Reproduce every record below exactly as it appears.

======== MATERIAL TO PROCESS

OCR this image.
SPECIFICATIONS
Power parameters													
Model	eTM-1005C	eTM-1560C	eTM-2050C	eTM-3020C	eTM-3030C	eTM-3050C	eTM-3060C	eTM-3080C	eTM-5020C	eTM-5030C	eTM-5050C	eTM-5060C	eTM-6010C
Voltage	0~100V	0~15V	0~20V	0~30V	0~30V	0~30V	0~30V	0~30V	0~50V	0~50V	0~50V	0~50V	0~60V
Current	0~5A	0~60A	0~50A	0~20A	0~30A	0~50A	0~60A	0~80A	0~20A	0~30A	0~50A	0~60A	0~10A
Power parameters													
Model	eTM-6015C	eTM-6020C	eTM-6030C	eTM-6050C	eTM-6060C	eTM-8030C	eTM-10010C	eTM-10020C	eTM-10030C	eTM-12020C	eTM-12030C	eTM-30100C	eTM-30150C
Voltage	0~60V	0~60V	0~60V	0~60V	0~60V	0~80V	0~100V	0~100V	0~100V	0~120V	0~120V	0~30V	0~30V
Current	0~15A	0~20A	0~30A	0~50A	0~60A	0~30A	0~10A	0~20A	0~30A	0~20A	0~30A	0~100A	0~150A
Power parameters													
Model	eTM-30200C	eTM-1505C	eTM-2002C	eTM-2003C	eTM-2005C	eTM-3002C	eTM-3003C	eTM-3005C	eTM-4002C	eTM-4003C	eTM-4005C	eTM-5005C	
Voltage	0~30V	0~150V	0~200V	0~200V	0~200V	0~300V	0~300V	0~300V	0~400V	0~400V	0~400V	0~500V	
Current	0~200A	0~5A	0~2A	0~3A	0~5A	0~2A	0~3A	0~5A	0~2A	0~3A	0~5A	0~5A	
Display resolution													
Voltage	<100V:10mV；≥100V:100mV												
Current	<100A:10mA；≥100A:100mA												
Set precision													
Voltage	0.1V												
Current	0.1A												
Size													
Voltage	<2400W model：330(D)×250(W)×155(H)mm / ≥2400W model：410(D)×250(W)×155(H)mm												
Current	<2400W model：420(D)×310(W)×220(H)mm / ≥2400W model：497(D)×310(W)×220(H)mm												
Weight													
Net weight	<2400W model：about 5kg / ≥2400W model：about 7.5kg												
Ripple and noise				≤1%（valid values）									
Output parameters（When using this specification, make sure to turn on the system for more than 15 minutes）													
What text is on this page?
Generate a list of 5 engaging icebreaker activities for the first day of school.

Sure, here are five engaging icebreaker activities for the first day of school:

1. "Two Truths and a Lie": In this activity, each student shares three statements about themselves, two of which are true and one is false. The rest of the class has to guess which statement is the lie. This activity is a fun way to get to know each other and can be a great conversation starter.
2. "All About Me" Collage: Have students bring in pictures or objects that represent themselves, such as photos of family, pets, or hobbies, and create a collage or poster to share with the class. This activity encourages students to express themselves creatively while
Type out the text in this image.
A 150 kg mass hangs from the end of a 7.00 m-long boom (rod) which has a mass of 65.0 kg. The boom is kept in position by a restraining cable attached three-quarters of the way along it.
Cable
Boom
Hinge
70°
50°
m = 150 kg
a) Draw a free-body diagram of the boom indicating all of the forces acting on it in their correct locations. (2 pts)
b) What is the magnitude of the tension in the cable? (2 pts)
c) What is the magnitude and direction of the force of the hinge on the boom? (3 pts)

================

• _TASK OUTPUT_
OCR this image.
SPECIFICATIONS
Power parameters													
Model	eTM-1005C	eTM-1560C	eTM-2050C	eTM-3020C	eTM-3030C	eTM-3050C	eTM-3060C	eTM-3080C	eTM-5020C	eTM-5030C	eTM-5050C	eTM-5060C	eTM-6010C
Voltage	0~100V	0~15V	0~20V	0~30V	0~30V	0~30V	0~30V	0~30V	0~50V	0~50V	0~50V	0~50V	0~60V
Current	0~5A	0~60A	0~50A	0~20A	0~30A	0~50A	0~60A	0~80A	0~20A	0~30A	0~50A	0~60A	0~10A
Power parameters													
Model	eTM-6015C	eTM-6020C	eTM-6030C	eTM-6050C	eTM-6060C	eTM-8030C	eTM-10010C	eTM-10020C	eTM-10030C	eTM-12020C	eTM-12030C	eTM-30100C	eTM-30150C
Voltage	0~60V	0~60V	0~60V	0~60V	0~60V	0~80V	0~100V	0~100V	0~100V	0~120V	0~120V	0~30V	0~30V
Current	0~15A	0~20A	0~30A	0~50A	0~60A	0~30A	0~10A	0~20A	0~30A	0~20A	0~30A	0~100A	0~150A
Power parameters													
Model	eTM-30200C	eTM-1505C	eTM-2002C	eTM-2003C	eTM-2005C	eTM-3002C	eTM-3003C	eTM-3005C	eTM-4002C	eTM-4003C	eTM-4005C	eTM-5005C	
Voltage	0~30V	0~150V	0~200V	0~200V	0~200V	0~300V	0~300V	0~300V	0~400V	0~400V	0~400V	0~500V	
Current	0~200A	0~5A	0~2A	0~3A	0~5A	0~2A	0~3A	0~5A	0~2A	0~3A	0~5A	0~5A	
Display resolution													
Voltage	<100V:10mV；≥100V:100mV												
Current	<100A:10mA；≥100A:100mA												
Set precision													
Voltage	0.1V												
Current	0.1A												
Size													
Voltage	<2400W model：330(D)×250(W)×155(H)mm / ≥2400W model：410(D)×250(W)×155(H)mm												
Current	<2400W model：420(D)×310(W)×220(H)mm / ≥2400W model：497(D)×310(W)×220(H)mm												
Weight													
Net weight	<2400W model：about 5kg / ≥2400W model：about 7.5kg												
Ripple and noise				≤1%（valid values）									
Output parameters（When using this specification, make sure to turn on the system for more than 15 minutes）													
What text is on this page?
Generate a list of 5 engaging icebreaker activities for the first day of school.

Sure, here are five engaging icebreaker activities for the first day of school:

1. "Two Truths and a Lie": In this activity, each student shares three statements about themselves, two of which are true and one is false. The rest of the class has to guess which statement is the lie. This activity is a fun way to get to know each other and can be a great conversation starter.
2. "All About Me" Collage: Have students bring in pictures or objects that represent themselves, such as photos of family, pets, or hobbies, and create a collage or poster to share with the class. This activity encourages students to express themselves creatively while
Type out the text in this image.
A 150 kg mass hangs from the end of a 7.00 m-long boom (rod) which has a mass of 65.0 kg. The boom is kept in position by a restraining cable attached three-quarters of the way along it.
Cable
Boom
Hinge
70°
50°
m = 150 kg
a) Draw a free-body diagram of the boom indicating all of the forces acting on it in their correct locations. (2 pts)
b) What is the magnitude of the tension in the cable? (2 pts)
c) What is the magnitude and direction of the force of the hinge on the boom? (3 pts)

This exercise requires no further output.